What to work on: Rewrite the records below with every "salad-addon-name" changed to "salad-extra-name" and nothing else altered.

Stored data:
* * *

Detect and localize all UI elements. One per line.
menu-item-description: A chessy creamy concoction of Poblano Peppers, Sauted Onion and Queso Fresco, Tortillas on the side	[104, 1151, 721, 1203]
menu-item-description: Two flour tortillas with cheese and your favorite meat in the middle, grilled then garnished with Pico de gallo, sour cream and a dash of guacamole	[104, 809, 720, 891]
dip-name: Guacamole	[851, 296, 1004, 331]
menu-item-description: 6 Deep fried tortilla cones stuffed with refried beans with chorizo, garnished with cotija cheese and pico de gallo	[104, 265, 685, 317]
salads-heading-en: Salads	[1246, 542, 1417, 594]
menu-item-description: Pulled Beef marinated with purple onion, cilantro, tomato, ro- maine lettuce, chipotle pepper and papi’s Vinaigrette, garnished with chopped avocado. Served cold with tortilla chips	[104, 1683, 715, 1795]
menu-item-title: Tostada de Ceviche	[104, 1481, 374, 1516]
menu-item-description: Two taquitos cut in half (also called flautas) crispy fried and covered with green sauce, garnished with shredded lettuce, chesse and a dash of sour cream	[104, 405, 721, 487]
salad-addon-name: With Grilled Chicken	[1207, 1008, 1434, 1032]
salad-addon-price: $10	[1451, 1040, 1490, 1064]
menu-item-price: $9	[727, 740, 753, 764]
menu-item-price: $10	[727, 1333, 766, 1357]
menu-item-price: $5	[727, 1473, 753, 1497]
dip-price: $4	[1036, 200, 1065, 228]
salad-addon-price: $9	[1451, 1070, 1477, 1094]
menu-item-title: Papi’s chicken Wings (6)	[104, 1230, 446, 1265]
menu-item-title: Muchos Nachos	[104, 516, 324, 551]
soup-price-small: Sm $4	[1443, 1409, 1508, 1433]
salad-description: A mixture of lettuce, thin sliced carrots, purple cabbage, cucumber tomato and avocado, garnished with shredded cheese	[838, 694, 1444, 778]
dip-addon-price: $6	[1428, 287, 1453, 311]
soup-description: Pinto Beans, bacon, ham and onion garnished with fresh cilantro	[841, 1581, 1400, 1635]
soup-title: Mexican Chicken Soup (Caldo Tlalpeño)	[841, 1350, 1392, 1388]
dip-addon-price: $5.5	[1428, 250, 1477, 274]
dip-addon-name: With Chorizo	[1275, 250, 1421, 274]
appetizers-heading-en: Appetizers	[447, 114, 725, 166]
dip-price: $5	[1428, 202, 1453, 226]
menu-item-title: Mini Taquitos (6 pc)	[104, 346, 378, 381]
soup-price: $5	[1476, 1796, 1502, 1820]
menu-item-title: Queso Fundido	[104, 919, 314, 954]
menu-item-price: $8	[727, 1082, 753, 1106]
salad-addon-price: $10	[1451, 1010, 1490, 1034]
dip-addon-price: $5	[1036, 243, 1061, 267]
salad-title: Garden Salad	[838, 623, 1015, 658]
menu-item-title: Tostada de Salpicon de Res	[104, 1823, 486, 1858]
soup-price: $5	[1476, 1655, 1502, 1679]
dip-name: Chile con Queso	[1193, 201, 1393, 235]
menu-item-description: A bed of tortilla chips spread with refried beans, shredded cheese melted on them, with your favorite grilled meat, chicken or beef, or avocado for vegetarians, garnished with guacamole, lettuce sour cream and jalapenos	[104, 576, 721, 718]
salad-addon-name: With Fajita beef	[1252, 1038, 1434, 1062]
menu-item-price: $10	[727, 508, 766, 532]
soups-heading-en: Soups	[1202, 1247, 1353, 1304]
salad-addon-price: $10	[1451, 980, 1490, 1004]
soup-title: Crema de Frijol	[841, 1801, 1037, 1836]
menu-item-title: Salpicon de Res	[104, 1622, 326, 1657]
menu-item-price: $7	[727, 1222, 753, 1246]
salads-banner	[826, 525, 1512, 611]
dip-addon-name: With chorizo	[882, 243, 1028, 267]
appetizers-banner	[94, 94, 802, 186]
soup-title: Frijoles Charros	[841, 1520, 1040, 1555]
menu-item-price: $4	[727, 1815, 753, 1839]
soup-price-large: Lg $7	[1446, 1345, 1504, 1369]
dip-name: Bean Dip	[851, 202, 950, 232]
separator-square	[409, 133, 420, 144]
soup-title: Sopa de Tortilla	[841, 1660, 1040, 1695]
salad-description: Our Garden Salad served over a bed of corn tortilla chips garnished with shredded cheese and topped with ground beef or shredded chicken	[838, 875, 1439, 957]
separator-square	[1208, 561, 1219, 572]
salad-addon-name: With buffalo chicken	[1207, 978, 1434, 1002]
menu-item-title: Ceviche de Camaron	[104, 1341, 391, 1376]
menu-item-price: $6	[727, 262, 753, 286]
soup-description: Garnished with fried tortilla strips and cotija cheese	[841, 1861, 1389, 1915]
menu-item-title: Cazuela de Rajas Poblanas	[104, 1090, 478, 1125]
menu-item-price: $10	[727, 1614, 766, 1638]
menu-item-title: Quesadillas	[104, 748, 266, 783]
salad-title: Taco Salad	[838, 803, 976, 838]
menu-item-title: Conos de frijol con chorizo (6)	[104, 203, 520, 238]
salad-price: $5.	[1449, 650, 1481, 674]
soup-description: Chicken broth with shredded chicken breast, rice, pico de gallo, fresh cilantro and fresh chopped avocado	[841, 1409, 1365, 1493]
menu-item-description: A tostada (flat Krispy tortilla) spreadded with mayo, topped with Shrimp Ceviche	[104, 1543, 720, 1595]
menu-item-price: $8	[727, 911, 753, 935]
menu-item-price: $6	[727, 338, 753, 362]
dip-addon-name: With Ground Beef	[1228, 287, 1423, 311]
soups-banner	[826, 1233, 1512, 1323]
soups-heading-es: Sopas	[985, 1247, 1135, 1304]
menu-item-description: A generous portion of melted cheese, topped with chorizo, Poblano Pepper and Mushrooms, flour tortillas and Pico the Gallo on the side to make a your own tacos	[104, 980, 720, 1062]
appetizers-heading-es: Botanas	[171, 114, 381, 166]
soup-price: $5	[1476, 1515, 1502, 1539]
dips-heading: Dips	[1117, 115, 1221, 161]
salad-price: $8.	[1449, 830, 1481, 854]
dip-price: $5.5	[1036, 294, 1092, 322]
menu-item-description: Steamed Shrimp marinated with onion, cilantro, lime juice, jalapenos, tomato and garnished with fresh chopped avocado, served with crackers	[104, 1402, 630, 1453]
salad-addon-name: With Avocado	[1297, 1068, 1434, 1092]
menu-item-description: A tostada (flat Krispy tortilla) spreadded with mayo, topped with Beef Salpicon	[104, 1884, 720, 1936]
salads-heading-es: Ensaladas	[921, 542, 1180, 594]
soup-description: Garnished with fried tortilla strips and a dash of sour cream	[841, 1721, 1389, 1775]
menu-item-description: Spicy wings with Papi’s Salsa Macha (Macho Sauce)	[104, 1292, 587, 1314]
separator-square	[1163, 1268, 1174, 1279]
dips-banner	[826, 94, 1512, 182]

* * *

Correct result:
Detect and localize all UI elements. One per line.
menu-item-description: A chessy creamy concoction of Poblano Peppers, Sauted Onion and Queso Fresco, Tortillas on the side	[104, 1151, 721, 1203]
menu-item-description: Two flour tortillas with cheese and your favorite meat in the middle, grilled then garnished with Pico de gallo, sour cream and a dash of guacamole	[104, 809, 720, 891]
dip-name: Guacamole	[851, 296, 1004, 331]
menu-item-description: 6 Deep fried tortilla cones stuffed with refried beans with chorizo, garnished with cotija cheese and pico de gallo	[104, 265, 685, 317]
salads-heading-en: Salads	[1246, 542, 1417, 594]
menu-item-description: Pulled Beef marinated with purple onion, cilantro, tomato, ro- maine lettuce, chipotle pepper and papi’s Vinaigrette, garnished with chopped avocado. Served cold with tortilla chips	[104, 1683, 715, 1795]
menu-item-title: Tostada de Ceviche	[104, 1481, 374, 1516]
menu-item-description: Two taquitos cut in half (also called flautas) crispy fried and covered with green sauce, garnished with shredded lettuce, chesse and a dash of sour cream	[104, 405, 721, 487]
salad-extra-name: With Grilled Chicken	[1207, 1008, 1434, 1032]
salad-addon-price: $10	[1451, 1040, 1490, 1064]
menu-item-price: $9	[727, 740, 753, 764]
menu-item-price: $10	[727, 1333, 766, 1357]
menu-item-price: $5	[727, 1473, 753, 1497]
dip-price: $4	[1036, 200, 1065, 228]
salad-addon-price: $9	[1451, 1070, 1477, 1094]
menu-item-title: Papi’s chicken Wings (6)	[104, 1230, 446, 1265]
menu-item-title: Muchos Nachos	[104, 516, 324, 551]
soup-price-small: Sm $4	[1443, 1409, 1508, 1433]
salad-description: A mixture of lettuce, thin sliced carrots, purple cabbage, cucumber tomato and avocado, garnished with shredded cheese	[838, 694, 1444, 778]
dip-addon-price: $6	[1428, 287, 1453, 311]
soup-description: Pinto Beans, bacon, ham and onion garnished with fresh cilantro	[841, 1581, 1400, 1635]
soup-title: Mexican Chicken Soup (Caldo Tlalpeño)	[841, 1350, 1392, 1388]
dip-addon-price: $5.5	[1428, 250, 1477, 274]
dip-addon-name: With Chorizo	[1275, 250, 1421, 274]
appetizers-heading-en: Appetizers	[447, 114, 725, 166]
dip-price: $5	[1428, 202, 1453, 226]
menu-item-title: Mini Taquitos (6 pc)	[104, 346, 378, 381]
soup-price: $5	[1476, 1796, 1502, 1820]
menu-item-title: Queso Fundido	[104, 919, 314, 954]
menu-item-price: $8	[727, 1082, 753, 1106]
salad-addon-price: $10	[1451, 1010, 1490, 1034]
dip-addon-price: $5	[1036, 243, 1061, 267]
salad-title: Garden Salad	[838, 623, 1015, 658]
menu-item-title: Tostada de Salpicon de Res	[104, 1823, 486, 1858]
soup-price: $5	[1476, 1655, 1502, 1679]
dip-name: Chile con Queso	[1193, 201, 1393, 235]
menu-item-description: A bed of tortilla chips spread with refried beans, shredded cheese melted on them, with your favorite grilled meat, chicken or beef, or avocado for vegetarians, garnished with guacamole, lettuce sour cream and jalapenos	[104, 576, 721, 718]
salad-extra-name: With Fajita beef	[1252, 1038, 1434, 1062]
menu-item-price: $10	[727, 508, 766, 532]
soups-heading-en: Soups	[1202, 1247, 1353, 1304]
salad-addon-price: $10	[1451, 980, 1490, 1004]
soup-title: Crema de Frijol	[841, 1801, 1037, 1836]
menu-item-title: Salpicon de Res	[104, 1622, 326, 1657]
menu-item-price: $7	[727, 1222, 753, 1246]
salads-banner	[826, 525, 1512, 611]
dip-addon-name: With chorizo	[882, 243, 1028, 267]
appetizers-banner	[94, 94, 802, 186]
soup-title: Frijoles Charros	[841, 1520, 1040, 1555]
menu-item-price: $4	[727, 1815, 753, 1839]
soup-price-large: Lg $7	[1446, 1345, 1504, 1369]
dip-name: Bean Dip	[851, 202, 950, 232]
separator-square	[409, 133, 420, 144]
soup-title: Sopa de Tortilla	[841, 1660, 1040, 1695]
salad-description: Our Garden Salad served over a bed of corn tortilla chips garnished with shredded cheese and topped with ground beef or shredded chicken	[838, 875, 1439, 957]
separator-square	[1208, 561, 1219, 572]
salad-extra-name: With buffalo chicken	[1207, 978, 1434, 1002]
menu-item-title: Ceviche de Camaron	[104, 1341, 391, 1376]
menu-item-price: $6	[727, 262, 753, 286]
soup-description: Garnished with fried tortilla strips and cotija cheese	[841, 1861, 1389, 1915]
menu-item-title: Cazuela de Rajas Poblanas	[104, 1090, 478, 1125]
menu-item-price: $10	[727, 1614, 766, 1638]
menu-item-title: Quesadillas	[104, 748, 266, 783]
salad-title: Taco Salad	[838, 803, 976, 838]
menu-item-title: Conos de frijol con chorizo (6)	[104, 203, 520, 238]
salad-price: $5.	[1449, 650, 1481, 674]
soup-description: Chicken broth with shredded chicken breast, rice, pico de gallo, fresh cilantro and fresh chopped avocado	[841, 1409, 1365, 1493]
menu-item-description: A tostada (flat Krispy tortilla) spreadded with mayo, topped with Shrimp Ceviche	[104, 1543, 720, 1595]
menu-item-price: $8	[727, 911, 753, 935]
menu-item-price: $6	[727, 338, 753, 362]
dip-addon-name: With Ground Beef	[1228, 287, 1423, 311]
soups-banner	[826, 1233, 1512, 1323]
soups-heading-es: Sopas	[985, 1247, 1135, 1304]
menu-item-description: A generous portion of melted cheese, topped with chorizo, Poblano Pepper and Mushrooms, flour tortillas and Pico the Gallo on the side to make a your own tacos	[104, 980, 720, 1062]
appetizers-heading-es: Botanas	[171, 114, 381, 166]
soup-price: $5	[1476, 1515, 1502, 1539]
dips-heading: Dips	[1117, 115, 1221, 161]
salad-price: $8.	[1449, 830, 1481, 854]
dip-price: $5.5	[1036, 294, 1092, 322]
menu-item-description: Steamed Shrimp marinated with onion, cilantro, lime juice, jalapenos, tomato and garnished with fresh chopped avocado, served with crackers	[104, 1402, 630, 1453]
salad-extra-name: With Avocado	[1297, 1068, 1434, 1092]
menu-item-description: A tostada (flat Krispy tortilla) spreadded with mayo, topped with Beef Salpicon	[104, 1884, 720, 1936]
salads-heading-es: Ensaladas	[921, 542, 1180, 594]
soup-description: Garnished with fried tortilla strips and a dash of sour cream	[841, 1721, 1389, 1775]
menu-item-description: Spicy wings with Papi’s Salsa Macha (Macho Sauce)	[104, 1292, 587, 1314]
separator-square	[1163, 1268, 1174, 1279]
dips-banner	[826, 94, 1512, 182]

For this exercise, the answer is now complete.